# [GIVEN DATA]
========

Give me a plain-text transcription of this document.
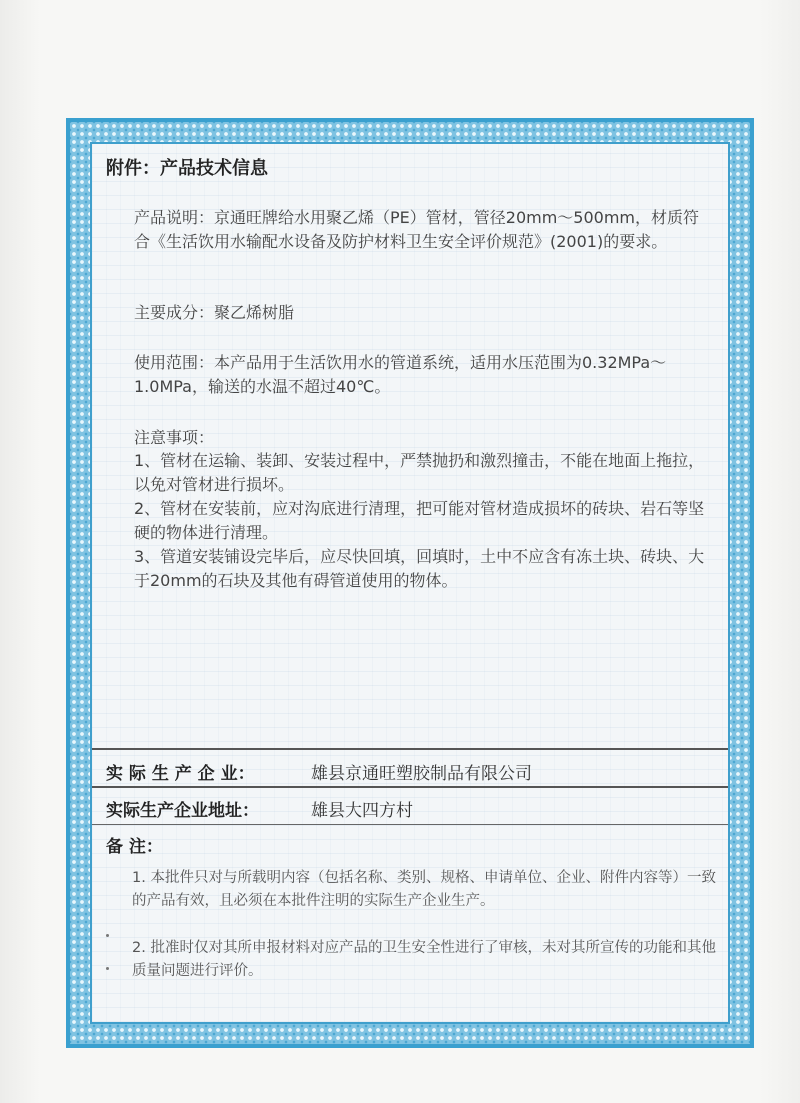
附件：产品技术信息

产品说明：京通旺牌给水用聚乙烯（PE）管材，管径20mm～500mm，材质符合《生活饮用水输配水设备及防护材料卫生安全评价规范》(2001)的要求。

主要成分：聚乙烯树脂

使用范围：本产品用于生活饮用水的管道系统，适用水压范围为0.32MPa～1.0MPa，输送的水温不超过40℃。

注意事项：

1、管材在运输、装卸、安装过程中，严禁抛扔和激烈撞击，不能在地面上拖拉，以免对管材进行损坏。

2、管材在安装前，应对沟底进行清理，把可能对管材造成损坏的砖块、岩石等坚硬的物体进行清理。

3、管道安装铺设完毕后，应尽快回填，回填时，土中不应含有冻土块、砖块、大于20mm的石块及其他有碍管道使用的物体。

实 际 生 产 企 业：	雄县京通旺塑胶制品有限公司
实际生产企业地址：	雄县大四方村
备 注：

1. 本批件只对与所载明内容（包括名称、类别、规格、申请单位、企业、附件内容等）一致的产品有效，且必须在本批件注明的实际生产企业生产。

2. 批准时仅对其所申报材料对应产品的卫生安全性进行了审核，未对其所宣传的功能和其他质量问题进行评价。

========

# [TASK]
Repeat the material above verbatim. Leave the pictures behind.

# [EXERCISE OUTPUT]
Give me a plain-text transcription of this document.
附件：产品技术信息

产品说明：京通旺牌给水用聚乙烯（PE）管材，管径20mm～500mm，材质符合《生活饮用水输配水设备及防护材料卫生安全评价规范》(2001)的要求。

主要成分：聚乙烯树脂

使用范围：本产品用于生活饮用水的管道系统，适用水压范围为0.32MPa～1.0MPa，输送的水温不超过40℃。

注意事项：

1、管材在运输、装卸、安装过程中，严禁抛扔和激烈撞击，不能在地面上拖拉，以免对管材进行损坏。

2、管材在安装前，应对沟底进行清理，把可能对管材造成损坏的砖块、岩石等坚硬的物体进行清理。

3、管道安装铺设完毕后，应尽快回填，回填时，土中不应含有冻土块、砖块、大于20mm的石块及其他有碍管道使用的物体。

实 际 生 产 企 业：	雄县京通旺塑胶制品有限公司
实际生产企业地址：	雄县大四方村
备 注：

1. 本批件只对与所载明内容（包括名称、类别、规格、申请单位、企业、附件内容等）一致的产品有效，且必须在本批件注明的实际生产企业生产。

2. 批准时仅对其所申报材料对应产品的卫生安全性进行了审核，未对其所宣传的功能和其他质量问题进行评价。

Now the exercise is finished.